◆ Written instruction:
Every line that contains the word "watermark" should be copied.

(Data records)

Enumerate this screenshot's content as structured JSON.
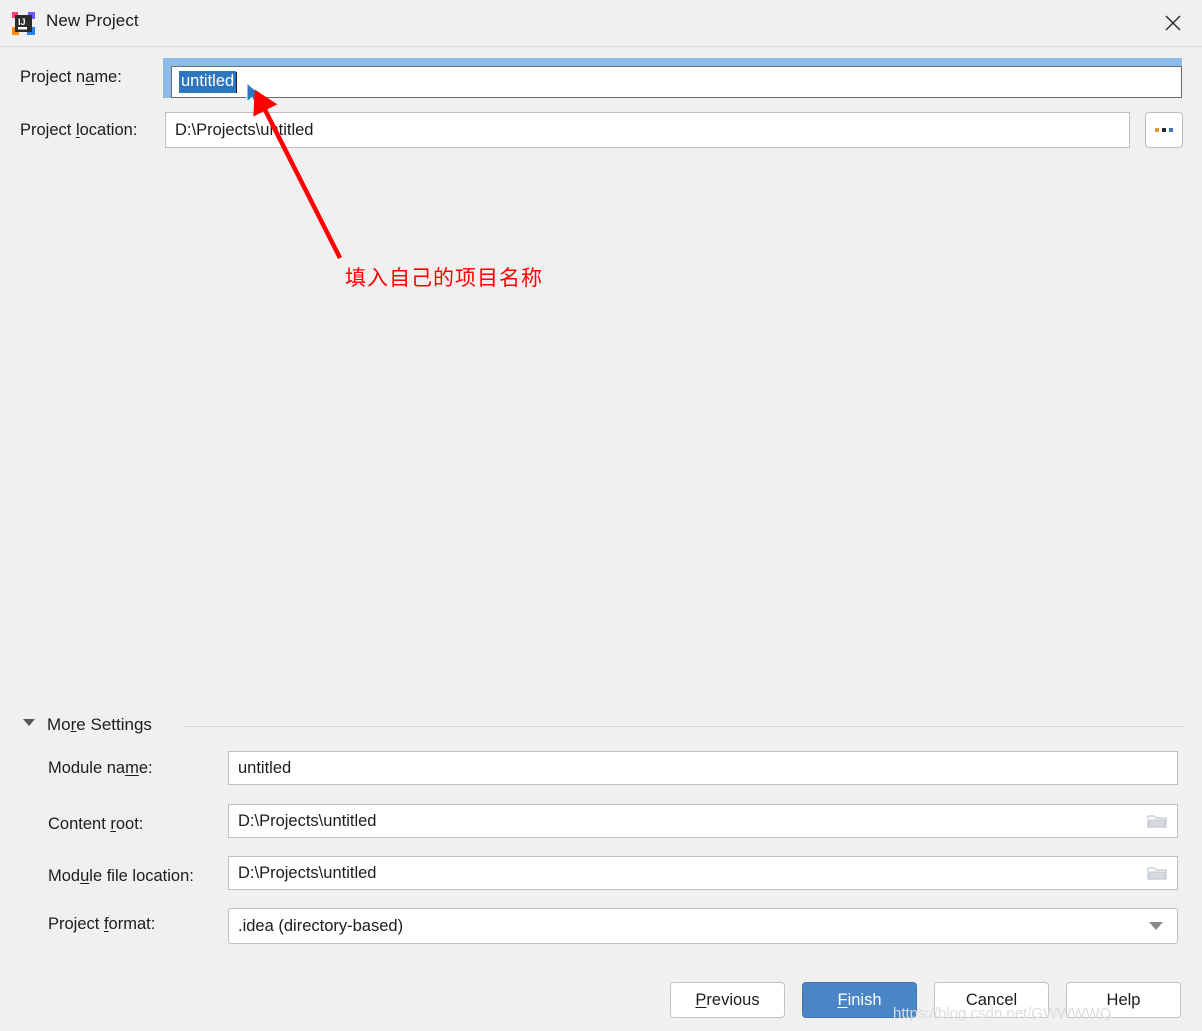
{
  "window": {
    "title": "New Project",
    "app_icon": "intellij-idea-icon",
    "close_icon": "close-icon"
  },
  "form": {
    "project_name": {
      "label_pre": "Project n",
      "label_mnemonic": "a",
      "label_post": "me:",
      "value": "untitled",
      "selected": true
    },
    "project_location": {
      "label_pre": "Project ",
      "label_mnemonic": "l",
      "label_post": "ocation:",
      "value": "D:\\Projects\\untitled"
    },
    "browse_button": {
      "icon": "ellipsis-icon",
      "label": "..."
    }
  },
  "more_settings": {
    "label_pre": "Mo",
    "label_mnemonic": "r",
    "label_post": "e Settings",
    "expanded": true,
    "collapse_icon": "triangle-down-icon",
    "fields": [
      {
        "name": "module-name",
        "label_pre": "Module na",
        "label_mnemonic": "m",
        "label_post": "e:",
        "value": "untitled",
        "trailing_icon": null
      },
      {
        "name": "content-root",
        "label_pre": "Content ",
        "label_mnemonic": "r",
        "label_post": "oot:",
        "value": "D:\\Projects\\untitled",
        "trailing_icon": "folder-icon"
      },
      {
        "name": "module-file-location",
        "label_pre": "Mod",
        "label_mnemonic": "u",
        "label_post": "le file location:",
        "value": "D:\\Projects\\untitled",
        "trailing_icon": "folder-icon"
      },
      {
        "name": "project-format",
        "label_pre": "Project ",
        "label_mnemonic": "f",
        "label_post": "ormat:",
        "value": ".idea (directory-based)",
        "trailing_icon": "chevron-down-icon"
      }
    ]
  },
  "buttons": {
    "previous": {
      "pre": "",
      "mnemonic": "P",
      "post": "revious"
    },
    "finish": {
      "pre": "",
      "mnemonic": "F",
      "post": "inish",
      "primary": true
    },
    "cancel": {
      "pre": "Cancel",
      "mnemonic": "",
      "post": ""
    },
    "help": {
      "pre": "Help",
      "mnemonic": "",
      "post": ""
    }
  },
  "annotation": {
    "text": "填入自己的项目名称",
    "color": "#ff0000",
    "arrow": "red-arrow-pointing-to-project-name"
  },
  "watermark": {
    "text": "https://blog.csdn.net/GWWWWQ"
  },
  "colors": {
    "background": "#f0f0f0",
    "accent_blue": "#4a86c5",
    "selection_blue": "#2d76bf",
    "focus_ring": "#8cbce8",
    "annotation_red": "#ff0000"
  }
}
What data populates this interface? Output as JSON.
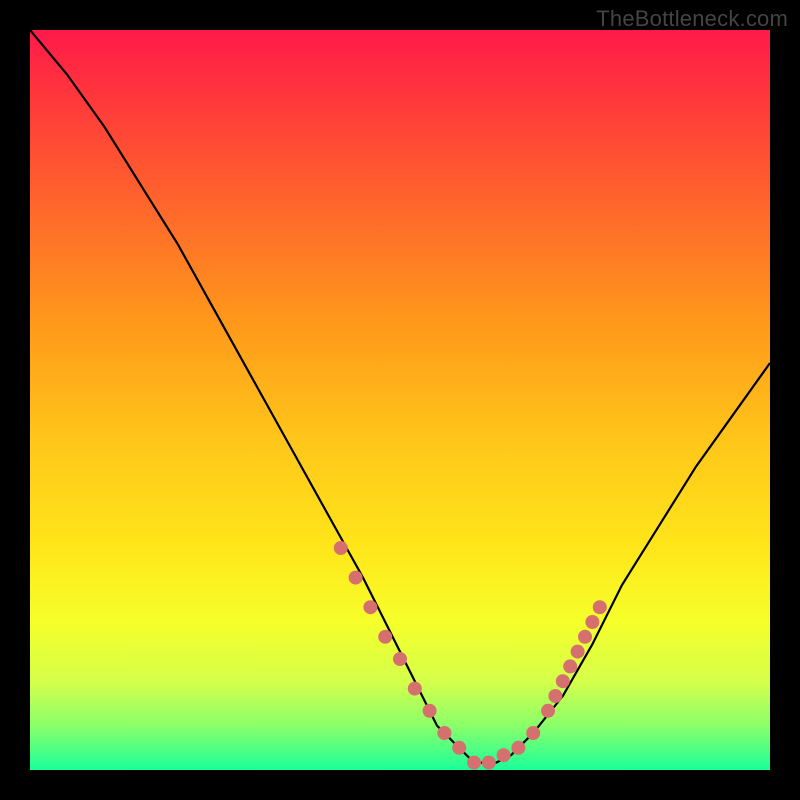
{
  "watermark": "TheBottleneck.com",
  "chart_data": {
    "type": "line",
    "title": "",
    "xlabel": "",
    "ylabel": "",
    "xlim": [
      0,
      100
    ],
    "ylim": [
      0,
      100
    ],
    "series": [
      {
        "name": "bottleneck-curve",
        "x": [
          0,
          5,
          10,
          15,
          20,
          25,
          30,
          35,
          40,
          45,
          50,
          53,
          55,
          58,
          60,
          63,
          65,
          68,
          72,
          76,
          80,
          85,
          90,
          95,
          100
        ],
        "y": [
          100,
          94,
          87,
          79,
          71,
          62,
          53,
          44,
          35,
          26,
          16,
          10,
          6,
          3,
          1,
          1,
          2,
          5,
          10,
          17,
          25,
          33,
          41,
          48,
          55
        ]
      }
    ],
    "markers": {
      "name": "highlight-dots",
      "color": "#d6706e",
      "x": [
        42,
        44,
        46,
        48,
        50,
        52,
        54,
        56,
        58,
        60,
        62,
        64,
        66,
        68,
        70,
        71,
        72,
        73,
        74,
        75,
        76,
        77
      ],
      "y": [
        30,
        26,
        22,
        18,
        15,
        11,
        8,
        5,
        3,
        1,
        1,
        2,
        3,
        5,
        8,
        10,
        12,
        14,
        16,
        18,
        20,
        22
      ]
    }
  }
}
...
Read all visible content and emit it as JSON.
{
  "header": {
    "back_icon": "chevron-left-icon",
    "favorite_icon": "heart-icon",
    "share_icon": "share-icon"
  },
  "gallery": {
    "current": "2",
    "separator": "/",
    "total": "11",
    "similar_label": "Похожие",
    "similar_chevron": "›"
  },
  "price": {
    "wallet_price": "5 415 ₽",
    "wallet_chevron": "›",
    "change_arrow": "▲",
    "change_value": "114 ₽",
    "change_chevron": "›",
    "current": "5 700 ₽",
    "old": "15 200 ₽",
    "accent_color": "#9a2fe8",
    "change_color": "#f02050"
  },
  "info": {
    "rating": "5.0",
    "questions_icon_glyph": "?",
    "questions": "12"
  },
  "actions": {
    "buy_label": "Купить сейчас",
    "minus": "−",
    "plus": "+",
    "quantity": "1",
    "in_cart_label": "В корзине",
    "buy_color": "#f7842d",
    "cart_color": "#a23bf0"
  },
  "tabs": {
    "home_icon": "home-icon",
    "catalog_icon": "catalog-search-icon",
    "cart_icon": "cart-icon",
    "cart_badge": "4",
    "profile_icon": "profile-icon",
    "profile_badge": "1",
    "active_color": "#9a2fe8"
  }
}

◆ Right answer:
  "watermark": {
  "watermark": "TheBottleneck.com",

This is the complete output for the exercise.